Goal | Restate each of the lines given below, word for word.

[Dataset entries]

[Begin]

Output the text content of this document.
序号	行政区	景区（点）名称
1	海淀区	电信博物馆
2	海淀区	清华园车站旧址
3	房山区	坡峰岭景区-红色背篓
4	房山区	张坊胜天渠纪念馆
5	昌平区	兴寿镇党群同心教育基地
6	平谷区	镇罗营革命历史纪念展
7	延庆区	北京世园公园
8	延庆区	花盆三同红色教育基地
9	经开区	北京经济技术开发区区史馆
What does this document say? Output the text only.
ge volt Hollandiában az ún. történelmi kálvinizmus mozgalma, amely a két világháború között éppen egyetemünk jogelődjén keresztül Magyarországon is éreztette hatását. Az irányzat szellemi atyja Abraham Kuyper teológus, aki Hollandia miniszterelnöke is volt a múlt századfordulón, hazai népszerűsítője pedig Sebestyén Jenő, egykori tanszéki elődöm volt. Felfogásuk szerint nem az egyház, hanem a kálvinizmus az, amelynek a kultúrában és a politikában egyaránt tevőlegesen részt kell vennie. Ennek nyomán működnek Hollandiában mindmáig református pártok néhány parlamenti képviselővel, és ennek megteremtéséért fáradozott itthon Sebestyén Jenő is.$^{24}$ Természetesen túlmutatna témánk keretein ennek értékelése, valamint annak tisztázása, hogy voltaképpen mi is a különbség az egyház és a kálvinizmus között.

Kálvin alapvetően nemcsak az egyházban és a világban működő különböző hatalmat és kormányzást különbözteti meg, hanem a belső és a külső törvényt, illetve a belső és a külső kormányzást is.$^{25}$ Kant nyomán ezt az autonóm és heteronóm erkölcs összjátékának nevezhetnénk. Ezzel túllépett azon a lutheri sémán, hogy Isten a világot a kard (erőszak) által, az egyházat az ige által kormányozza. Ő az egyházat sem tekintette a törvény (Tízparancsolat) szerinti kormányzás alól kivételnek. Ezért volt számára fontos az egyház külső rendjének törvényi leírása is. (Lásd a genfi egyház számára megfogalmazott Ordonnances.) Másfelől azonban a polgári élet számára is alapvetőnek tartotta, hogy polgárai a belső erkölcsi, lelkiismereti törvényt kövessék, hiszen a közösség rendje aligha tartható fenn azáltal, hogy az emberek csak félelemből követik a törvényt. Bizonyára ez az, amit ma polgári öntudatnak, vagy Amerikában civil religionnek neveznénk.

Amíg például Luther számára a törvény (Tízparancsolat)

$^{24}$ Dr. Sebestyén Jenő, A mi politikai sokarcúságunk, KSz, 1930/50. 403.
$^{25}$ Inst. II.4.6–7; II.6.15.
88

[End]

Output for this task |
Output the text content of this document.
序号	行政区	景区（点）名称
1	海淀区	电信博物馆
2	海淀区	清华园车站旧址
3	房山区	坡峰岭景区-红色背篓
4	房山区	张坊胜天渠纪念馆
5	昌平区	兴寿镇党群同心教育基地
6	平谷区	镇罗营革命历史纪念展
7	延庆区	北京世园公园
8	延庆区	花盆三同红色教育基地
9	经开区	北京经济技术开发区区史馆
What does this document say? Output the text only.
ge volt Hollandiában az ún. történelmi kálvinizmus mozgalma, amely a két világháború között éppen egyetemünk jogelődjén keresztül Magyarországon is éreztette hatását. Az irányzat szellemi atyja Abraham Kuyper teológus, aki Hollandia miniszterelnöke is volt a múlt századfordulón, hazai népszerűsítője pedig Sebestyén Jenő, egykori tanszéki elődöm volt. Felfogásuk szerint nem az egyház, hanem a kálvinizmus az, amelynek a kultúrában és a politikában egyaránt tevőlegesen részt kell vennie. Ennek nyomán működnek Hollandiában mindmáig református pártok néhány parlamenti képviselővel, és ennek megteremtéséért fáradozott itthon Sebestyén Jenő is.$^{24}$ Természetesen túlmutatna témánk keretein ennek értékelése, valamint annak tisztázása, hogy voltaképpen mi is a különbség az egyház és a kálvinizmus között.

Kálvin alapvetően nemcsak az egyházban és a világban működő különböző hatalmat és kormányzást különbözteti meg, hanem a belső és a külső törvényt, illetve a belső és a külső kormányzást is.$^{25}$ Kant nyomán ezt az autonóm és heteronóm erkölcs összjátékának nevezhetnénk. Ezzel túllépett azon a lutheri sémán, hogy Isten a világot a kard (erőszak) által, az egyházat az ige által kormányozza. Ő az egyházat sem tekintette a törvény (Tízparancsolat) szerinti kormányzás alól kivételnek. Ezért volt számára fontos az egyház külső rendjének törvényi leírása is. (Lásd a genfi egyház számára megfogalmazott Ordonnances.) Másfelől azonban a polgári élet számára is alapvetőnek tartotta, hogy polgárai a belső erkölcsi, lelkiismereti törvényt kövessék, hiszen a közösség rendje aligha tartható fenn azáltal, hogy az emberek csak félelemből követik a törvényt. Bizonyára ez az, amit ma polgári öntudatnak, vagy Amerikában civil religionnek neveznénk.

Amíg például Luther számára a törvény (Tízparancsolat)

$^{24}$ Dr. Sebestyén Jenő, A mi politikai sokarcúságunk, KSz, 1930/50. 403.
$^{25}$ Inst. II.4.6–7; II.6.15.
88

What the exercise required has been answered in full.